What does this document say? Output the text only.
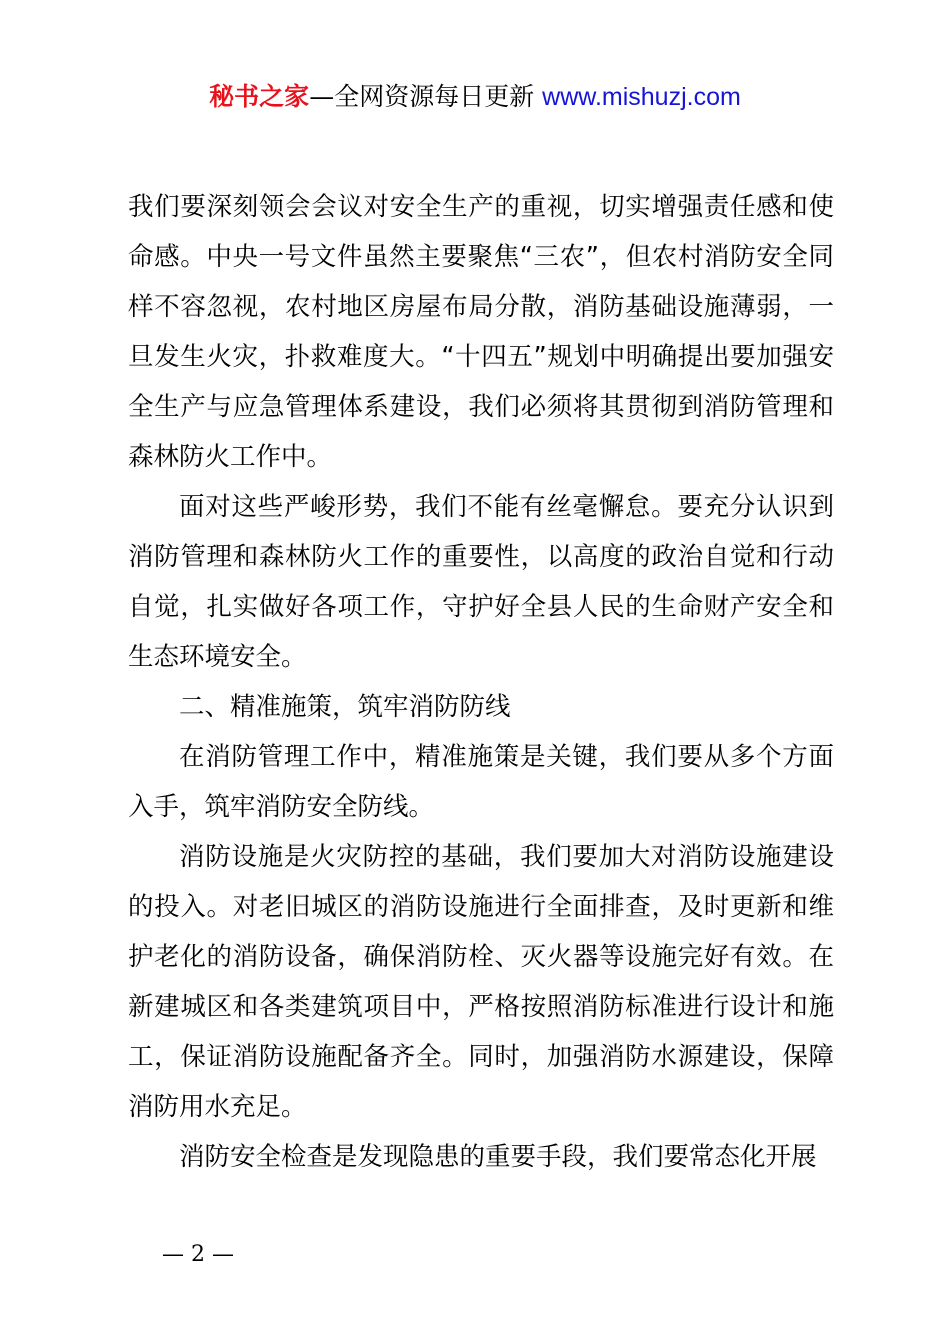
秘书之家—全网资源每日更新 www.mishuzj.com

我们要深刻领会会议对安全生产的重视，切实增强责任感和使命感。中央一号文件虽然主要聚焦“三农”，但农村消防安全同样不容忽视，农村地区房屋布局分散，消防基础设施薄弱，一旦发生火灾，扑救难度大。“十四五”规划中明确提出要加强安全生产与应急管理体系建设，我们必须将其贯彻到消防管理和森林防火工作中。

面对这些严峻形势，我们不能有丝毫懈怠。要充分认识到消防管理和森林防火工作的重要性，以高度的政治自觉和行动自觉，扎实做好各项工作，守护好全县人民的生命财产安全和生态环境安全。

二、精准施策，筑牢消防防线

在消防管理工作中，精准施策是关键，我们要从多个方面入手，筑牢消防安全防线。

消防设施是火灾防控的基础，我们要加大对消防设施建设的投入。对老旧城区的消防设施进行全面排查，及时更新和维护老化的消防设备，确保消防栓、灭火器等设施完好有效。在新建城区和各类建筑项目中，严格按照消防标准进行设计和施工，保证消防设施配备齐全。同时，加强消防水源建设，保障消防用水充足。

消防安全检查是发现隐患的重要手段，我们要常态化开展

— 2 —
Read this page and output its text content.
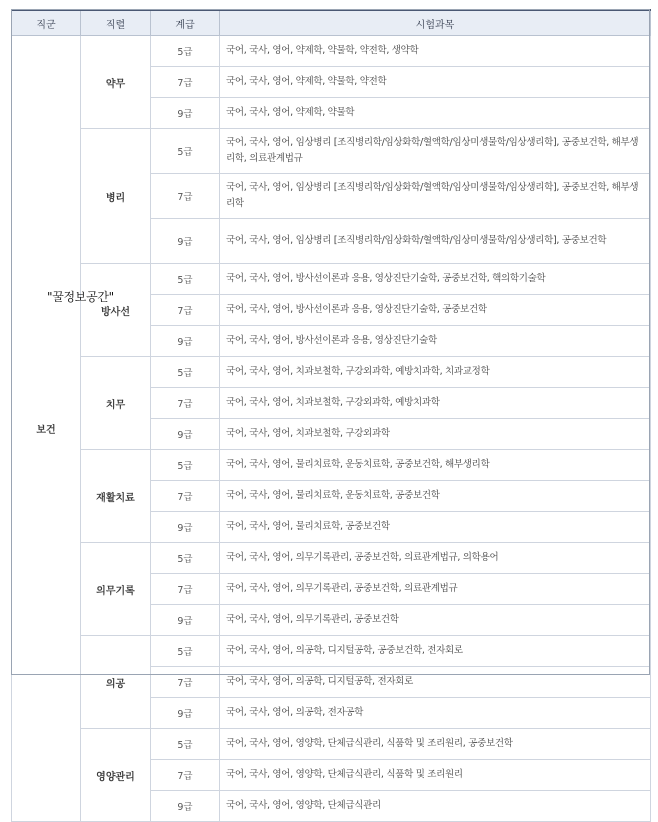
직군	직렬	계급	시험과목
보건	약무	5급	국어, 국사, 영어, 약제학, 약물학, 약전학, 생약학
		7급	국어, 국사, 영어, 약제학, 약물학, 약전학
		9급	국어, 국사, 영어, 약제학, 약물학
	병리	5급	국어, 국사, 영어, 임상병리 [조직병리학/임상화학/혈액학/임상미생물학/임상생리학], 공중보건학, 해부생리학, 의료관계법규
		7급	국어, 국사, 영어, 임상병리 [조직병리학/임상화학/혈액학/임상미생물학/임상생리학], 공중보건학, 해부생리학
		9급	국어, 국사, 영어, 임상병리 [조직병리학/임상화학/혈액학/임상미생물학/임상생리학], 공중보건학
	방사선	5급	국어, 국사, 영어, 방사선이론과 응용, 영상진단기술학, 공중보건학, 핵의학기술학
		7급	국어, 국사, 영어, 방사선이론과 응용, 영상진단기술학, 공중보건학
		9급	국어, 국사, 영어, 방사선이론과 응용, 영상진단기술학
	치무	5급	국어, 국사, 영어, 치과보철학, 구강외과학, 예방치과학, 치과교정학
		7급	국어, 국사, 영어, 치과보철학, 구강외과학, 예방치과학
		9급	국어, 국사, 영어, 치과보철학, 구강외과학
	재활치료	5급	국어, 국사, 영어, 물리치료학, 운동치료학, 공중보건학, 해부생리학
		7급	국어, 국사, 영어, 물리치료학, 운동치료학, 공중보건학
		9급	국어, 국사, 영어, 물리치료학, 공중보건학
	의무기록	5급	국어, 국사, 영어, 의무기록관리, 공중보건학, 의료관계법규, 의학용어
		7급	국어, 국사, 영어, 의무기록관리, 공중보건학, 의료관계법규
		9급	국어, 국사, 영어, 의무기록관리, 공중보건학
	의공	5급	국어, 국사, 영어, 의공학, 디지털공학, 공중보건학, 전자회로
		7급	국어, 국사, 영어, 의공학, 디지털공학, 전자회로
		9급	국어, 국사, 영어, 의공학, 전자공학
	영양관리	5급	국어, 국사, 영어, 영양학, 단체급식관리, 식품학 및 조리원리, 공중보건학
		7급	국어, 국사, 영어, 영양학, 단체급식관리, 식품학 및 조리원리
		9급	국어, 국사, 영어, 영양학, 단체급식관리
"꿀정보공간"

---

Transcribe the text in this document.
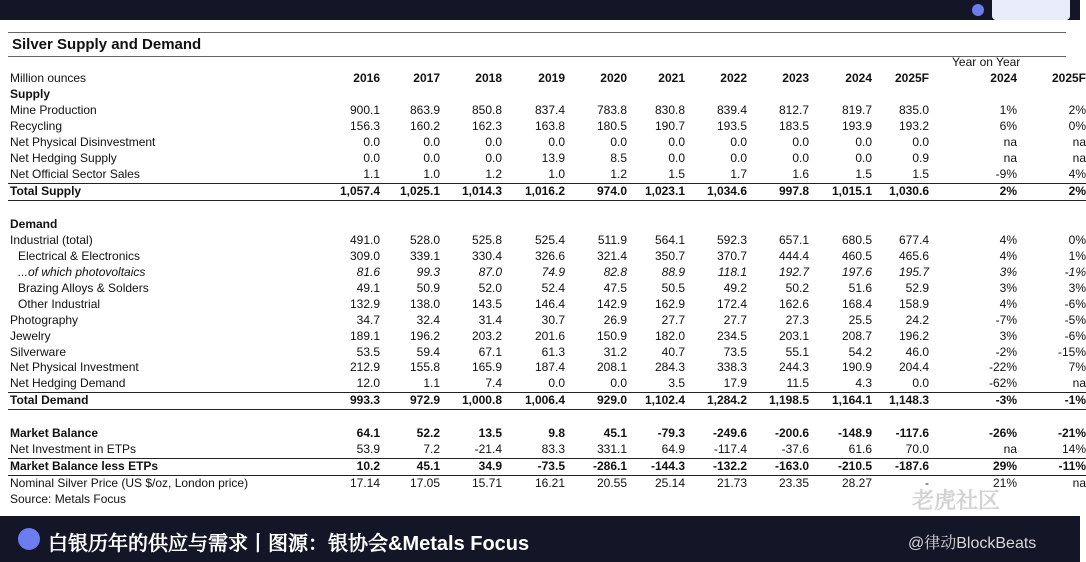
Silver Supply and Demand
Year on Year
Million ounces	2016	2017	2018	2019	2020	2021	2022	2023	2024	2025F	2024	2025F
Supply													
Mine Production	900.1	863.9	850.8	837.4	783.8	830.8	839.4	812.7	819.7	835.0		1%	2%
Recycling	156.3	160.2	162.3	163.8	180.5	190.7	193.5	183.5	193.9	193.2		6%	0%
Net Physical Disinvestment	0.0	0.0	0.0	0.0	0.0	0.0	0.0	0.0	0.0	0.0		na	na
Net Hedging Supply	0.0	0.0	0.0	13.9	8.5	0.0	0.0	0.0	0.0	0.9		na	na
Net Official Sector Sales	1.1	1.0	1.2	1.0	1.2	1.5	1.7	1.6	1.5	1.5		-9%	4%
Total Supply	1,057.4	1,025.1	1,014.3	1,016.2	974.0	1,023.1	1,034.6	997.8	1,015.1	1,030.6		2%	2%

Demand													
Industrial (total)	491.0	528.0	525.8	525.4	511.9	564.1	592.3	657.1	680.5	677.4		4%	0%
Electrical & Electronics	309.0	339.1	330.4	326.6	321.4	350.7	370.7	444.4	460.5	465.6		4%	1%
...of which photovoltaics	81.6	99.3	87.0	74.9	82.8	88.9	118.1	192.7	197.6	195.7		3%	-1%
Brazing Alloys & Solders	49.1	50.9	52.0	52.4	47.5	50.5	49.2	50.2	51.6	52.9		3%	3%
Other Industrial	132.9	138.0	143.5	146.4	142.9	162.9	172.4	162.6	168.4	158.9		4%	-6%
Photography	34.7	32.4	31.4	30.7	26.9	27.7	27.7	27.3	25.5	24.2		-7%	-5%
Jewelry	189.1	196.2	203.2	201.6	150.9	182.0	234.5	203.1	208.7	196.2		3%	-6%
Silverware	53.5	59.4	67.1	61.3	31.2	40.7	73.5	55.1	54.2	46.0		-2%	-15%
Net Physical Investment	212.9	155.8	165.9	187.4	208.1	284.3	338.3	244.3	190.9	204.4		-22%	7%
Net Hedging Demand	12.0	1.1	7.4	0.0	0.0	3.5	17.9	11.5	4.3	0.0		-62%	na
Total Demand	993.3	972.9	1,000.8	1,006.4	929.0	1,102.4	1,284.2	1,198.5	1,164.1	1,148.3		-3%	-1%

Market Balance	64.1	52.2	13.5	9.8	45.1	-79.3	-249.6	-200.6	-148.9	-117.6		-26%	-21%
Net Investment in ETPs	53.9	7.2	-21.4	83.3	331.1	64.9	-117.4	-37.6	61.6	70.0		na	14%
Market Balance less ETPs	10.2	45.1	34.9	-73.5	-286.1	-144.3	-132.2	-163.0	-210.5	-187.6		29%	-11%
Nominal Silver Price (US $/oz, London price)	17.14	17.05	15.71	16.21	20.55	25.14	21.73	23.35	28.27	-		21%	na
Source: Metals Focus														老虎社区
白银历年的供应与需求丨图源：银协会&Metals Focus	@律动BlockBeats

### Given instruction
Report how many lines of the listing hold the string "조직병리학", giving only the number.

### Task response
3